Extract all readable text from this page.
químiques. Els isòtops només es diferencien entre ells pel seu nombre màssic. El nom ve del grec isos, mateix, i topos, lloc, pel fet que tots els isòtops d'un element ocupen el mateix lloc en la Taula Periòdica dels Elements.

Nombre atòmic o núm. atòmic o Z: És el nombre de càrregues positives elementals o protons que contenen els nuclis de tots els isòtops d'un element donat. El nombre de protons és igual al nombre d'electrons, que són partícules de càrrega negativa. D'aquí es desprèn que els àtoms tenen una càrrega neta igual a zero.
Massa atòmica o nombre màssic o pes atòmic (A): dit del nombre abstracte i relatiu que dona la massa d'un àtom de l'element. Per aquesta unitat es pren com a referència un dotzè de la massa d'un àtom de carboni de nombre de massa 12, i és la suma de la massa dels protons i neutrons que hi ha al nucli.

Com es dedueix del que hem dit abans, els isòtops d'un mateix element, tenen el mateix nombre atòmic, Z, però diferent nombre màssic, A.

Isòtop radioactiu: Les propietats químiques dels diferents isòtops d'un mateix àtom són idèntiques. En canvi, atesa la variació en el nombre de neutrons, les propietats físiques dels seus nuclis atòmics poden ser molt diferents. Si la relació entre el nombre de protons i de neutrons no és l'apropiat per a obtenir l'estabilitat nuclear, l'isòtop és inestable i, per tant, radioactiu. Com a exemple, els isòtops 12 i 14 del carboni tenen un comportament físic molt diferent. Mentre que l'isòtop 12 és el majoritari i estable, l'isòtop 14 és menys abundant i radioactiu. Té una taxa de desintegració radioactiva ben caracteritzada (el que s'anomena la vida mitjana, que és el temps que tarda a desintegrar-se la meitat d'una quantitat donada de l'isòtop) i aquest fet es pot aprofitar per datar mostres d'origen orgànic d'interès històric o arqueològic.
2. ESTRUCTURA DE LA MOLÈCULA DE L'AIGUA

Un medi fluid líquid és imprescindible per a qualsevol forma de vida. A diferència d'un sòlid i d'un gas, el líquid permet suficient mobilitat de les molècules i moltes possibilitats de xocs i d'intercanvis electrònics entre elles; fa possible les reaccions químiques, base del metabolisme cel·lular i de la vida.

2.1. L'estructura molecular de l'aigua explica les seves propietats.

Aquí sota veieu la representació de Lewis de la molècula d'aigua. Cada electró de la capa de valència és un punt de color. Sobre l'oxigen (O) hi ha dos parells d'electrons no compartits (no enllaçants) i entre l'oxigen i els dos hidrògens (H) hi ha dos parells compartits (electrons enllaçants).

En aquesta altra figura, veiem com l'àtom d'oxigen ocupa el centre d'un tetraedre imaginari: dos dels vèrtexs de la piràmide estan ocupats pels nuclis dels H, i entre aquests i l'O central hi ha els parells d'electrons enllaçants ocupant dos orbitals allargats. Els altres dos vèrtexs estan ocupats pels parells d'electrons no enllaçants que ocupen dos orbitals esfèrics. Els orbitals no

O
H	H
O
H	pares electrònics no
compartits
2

****************

**Work to do**
Return the listing above word for word.

**Response to the task**
Extract all readable text from this page.
químiques. Els isòtops només es diferencien entre ells pel seu nombre màssic. El nom ve del grec isos, mateix, i topos, lloc, pel fet que tots els isòtops d'un element ocupen el mateix lloc en la Taula Periòdica dels Elements.

Nombre atòmic o núm. atòmic o Z: És el nombre de càrregues positives elementals o protons que contenen els nuclis de tots els isòtops d'un element donat. El nombre de protons és igual al nombre d'electrons, que són partícules de càrrega negativa. D'aquí es desprèn que els àtoms tenen una càrrega neta igual a zero.
Massa atòmica o nombre màssic o pes atòmic (A): dit del nombre abstracte i relatiu que dona la massa d'un àtom de l'element. Per aquesta unitat es pren com a referència un dotzè de la massa d'un àtom de carboni de nombre de massa 12, i és la suma de la massa dels protons i neutrons que hi ha al nucli.

Com es dedueix del que hem dit abans, els isòtops d'un mateix element, tenen el mateix nombre atòmic, Z, però diferent nombre màssic, A.

Isòtop radioactiu: Les propietats químiques dels diferents isòtops d'un mateix àtom són idèntiques. En canvi, atesa la variació en el nombre de neutrons, les propietats físiques dels seus nuclis atòmics poden ser molt diferents. Si la relació entre el nombre de protons i de neutrons no és l'apropiat per a obtenir l'estabilitat nuclear, l'isòtop és inestable i, per tant, radioactiu. Com a exemple, els isòtops 12 i 14 del carboni tenen un comportament físic molt diferent. Mentre que l'isòtop 12 és el majoritari i estable, l'isòtop 14 és menys abundant i radioactiu. Té una taxa de desintegració radioactiva ben caracteritzada (el que s'anomena la vida mitjana, que és el temps que tarda a desintegrar-se la meitat d'una quantitat donada de l'isòtop) i aquest fet es pot aprofitar per datar mostres d'origen orgànic d'interès històric o arqueològic.
2. ESTRUCTURA DE LA MOLÈCULA DE L'AIGUA

Un medi fluid líquid és imprescindible per a qualsevol forma de vida. A diferència d'un sòlid i d'un gas, el líquid permet suficient mobilitat de les molècules i moltes possibilitats de xocs i d'intercanvis electrònics entre elles; fa possible les reaccions químiques, base del metabolisme cel·lular i de la vida.

2.1. L'estructura molecular de l'aigua explica les seves propietats.

Aquí sota veieu la representació de Lewis de la molècula d'aigua. Cada electró de la capa de valència és un punt de color. Sobre l'oxigen (O) hi ha dos parells d'electrons no compartits (no enllaçants) i entre l'oxigen i els dos hidrògens (H) hi ha dos parells compartits (electrons enllaçants).

En aquesta altra figura, veiem com l'àtom d'oxigen ocupa el centre d'un tetraedre imaginari: dos dels vèrtexs de la piràmide estan ocupats pels nuclis dels H, i entre aquests i l'O central hi ha els parells d'electrons enllaçants ocupant dos orbitals allargats. Els altres dos vèrtexs estan ocupats pels parells d'electrons no enllaçants que ocupen dos orbitals esfèrics. Els orbitals no

O
H	H
O
H	pares electrònics no
compartits
2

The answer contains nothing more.